> [AIM OF THE TASK] Only lines with the word "warning" are needed; collect each of them from the listing below.

(Stored data)
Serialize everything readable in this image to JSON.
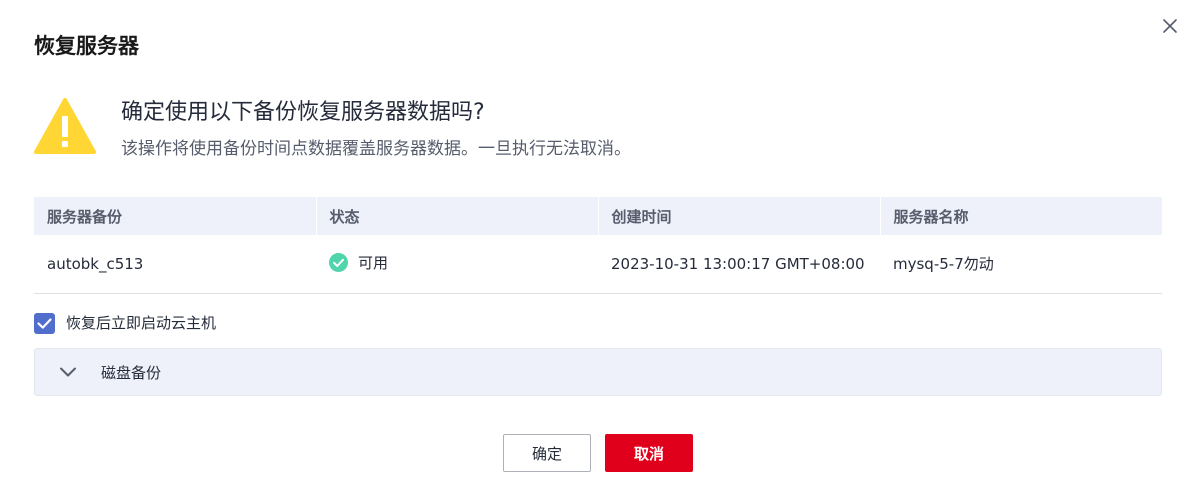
{
  "dialog": {
    "title": "恢复服务器",
    "close_icon": "close-icon"
  },
  "warning": {
    "icon": "warning-triangle-icon",
    "icon_color": "#ffd633",
    "title": "确定使用以下备份恢复服务器数据吗?",
    "description": "该操作将使用备份时间点数据覆盖服务器数据。一旦执行无法取消。"
  },
  "table": {
    "headers": [
      "服务器备份",
      "状态",
      "创建时间",
      "服务器名称"
    ],
    "rows": [
      {
        "backup": "autobk_c513",
        "status_icon": "check-circle-icon",
        "status": "可用",
        "created_at": "2023-10-31 13:00:17 GMT+08:00",
        "server_name": "mysq-5-7勿动"
      }
    ]
  },
  "start_after_restore": {
    "checked": true,
    "label": "恢复后立即启动云主机"
  },
  "disk_backup": {
    "icon": "chevron-down-icon",
    "label": "磁盘备份"
  },
  "buttons": {
    "confirm": "确定",
    "cancel": "取消"
  },
  "colors": {
    "accent": "#526ecc",
    "danger": "#e0001b",
    "success": "#50d4ab",
    "header_bg": "#eff1fa"
  }
}
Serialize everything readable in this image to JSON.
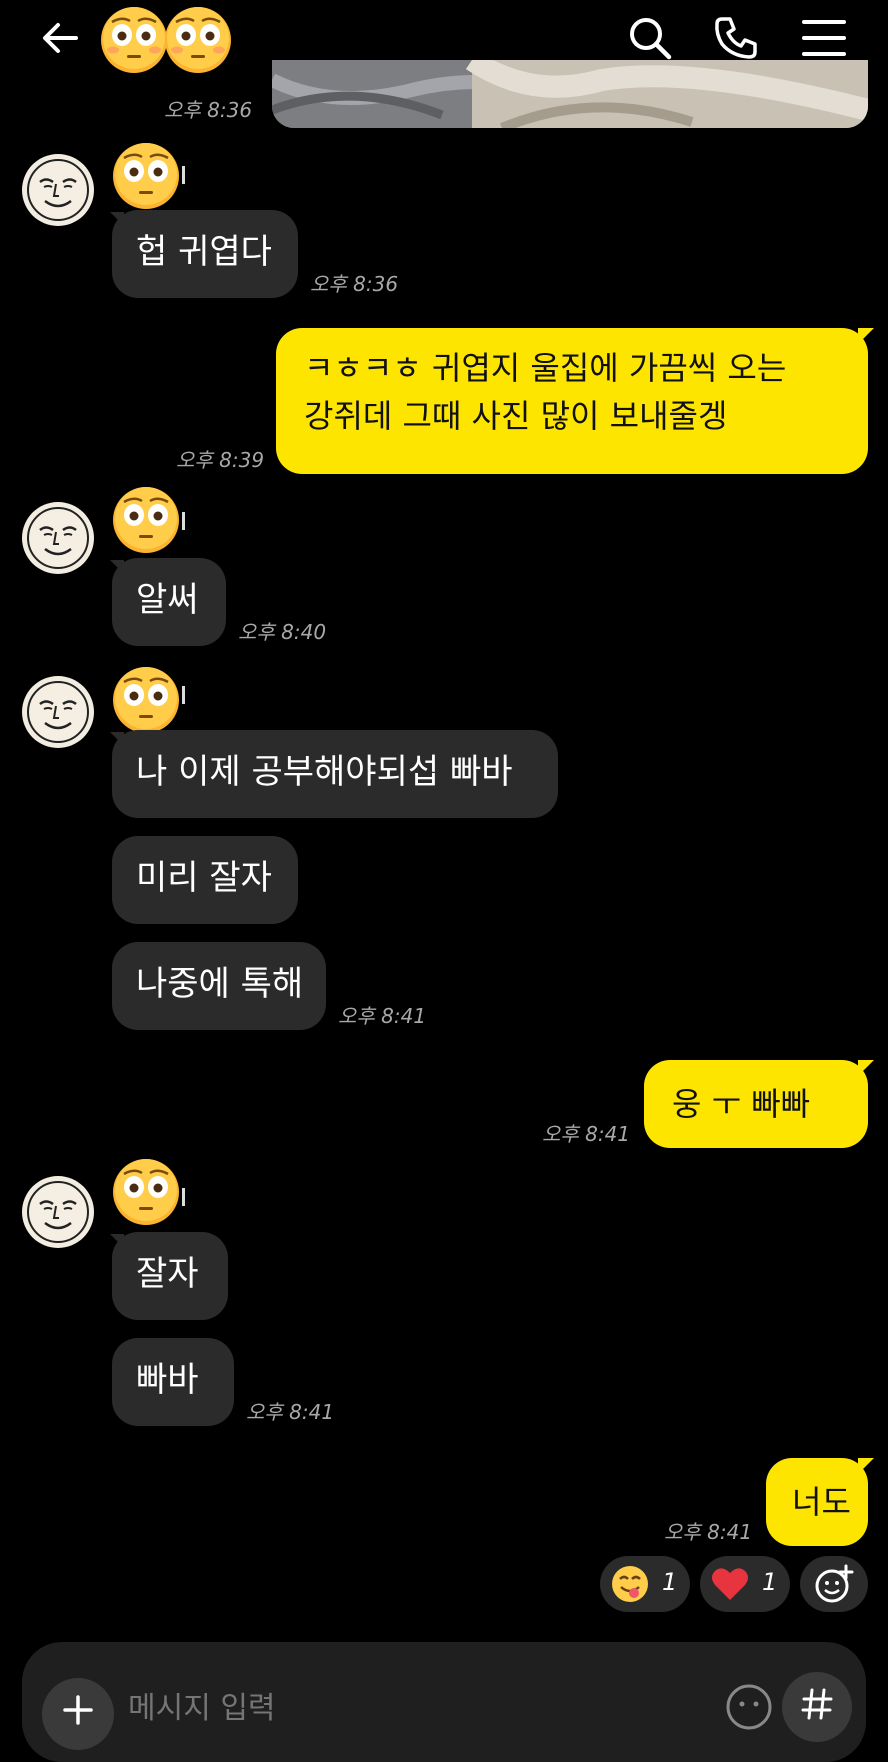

> [SOLUTION TO THIS PROBLEM]
  "warning": {
    "icon": "warning-triangle-icon",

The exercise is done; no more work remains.